◆ **PROBLEM TO SOLVE**:
Look for the string "distinta" in the lines and copy each line that has it.

◆ **STORED RECORDS**:
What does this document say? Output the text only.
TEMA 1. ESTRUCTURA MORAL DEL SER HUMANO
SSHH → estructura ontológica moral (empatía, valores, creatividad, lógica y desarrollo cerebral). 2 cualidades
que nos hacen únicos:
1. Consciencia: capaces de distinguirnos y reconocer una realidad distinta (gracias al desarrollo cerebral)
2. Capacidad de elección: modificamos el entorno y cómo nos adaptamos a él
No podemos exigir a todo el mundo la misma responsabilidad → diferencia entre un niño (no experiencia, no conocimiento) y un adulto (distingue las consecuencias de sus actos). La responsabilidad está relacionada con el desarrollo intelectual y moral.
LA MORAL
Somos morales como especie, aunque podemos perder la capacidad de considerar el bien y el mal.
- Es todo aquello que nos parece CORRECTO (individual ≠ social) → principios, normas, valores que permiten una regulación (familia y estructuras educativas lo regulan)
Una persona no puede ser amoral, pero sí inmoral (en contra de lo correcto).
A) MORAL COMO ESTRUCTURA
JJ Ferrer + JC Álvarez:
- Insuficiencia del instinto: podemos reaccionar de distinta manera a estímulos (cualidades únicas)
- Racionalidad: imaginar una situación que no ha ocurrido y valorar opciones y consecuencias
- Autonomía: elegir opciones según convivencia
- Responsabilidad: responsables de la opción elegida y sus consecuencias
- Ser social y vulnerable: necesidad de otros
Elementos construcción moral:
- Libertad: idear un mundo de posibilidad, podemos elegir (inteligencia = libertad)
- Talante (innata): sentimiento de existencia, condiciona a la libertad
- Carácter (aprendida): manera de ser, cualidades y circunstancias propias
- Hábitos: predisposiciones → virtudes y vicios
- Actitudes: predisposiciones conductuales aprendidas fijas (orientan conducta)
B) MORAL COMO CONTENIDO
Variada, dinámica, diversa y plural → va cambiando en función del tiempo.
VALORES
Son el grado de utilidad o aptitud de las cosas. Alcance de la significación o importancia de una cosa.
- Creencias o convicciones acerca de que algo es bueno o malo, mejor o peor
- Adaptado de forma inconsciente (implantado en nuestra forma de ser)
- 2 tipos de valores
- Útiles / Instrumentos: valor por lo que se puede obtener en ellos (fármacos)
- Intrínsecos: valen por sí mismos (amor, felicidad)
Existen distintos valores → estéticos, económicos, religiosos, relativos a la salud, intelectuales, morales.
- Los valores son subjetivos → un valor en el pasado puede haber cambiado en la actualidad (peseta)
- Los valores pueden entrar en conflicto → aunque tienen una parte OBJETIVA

◆ **SOLUTION TO THIS EXERCISE**:
1. Consciencia: capaces de distinguirnos y reconocer una realidad distinta (gracias al desarrollo cerebral)
- Insuficiencia del instinto: podemos reaccionar de distinta manera a estímulos (cualidades únicas)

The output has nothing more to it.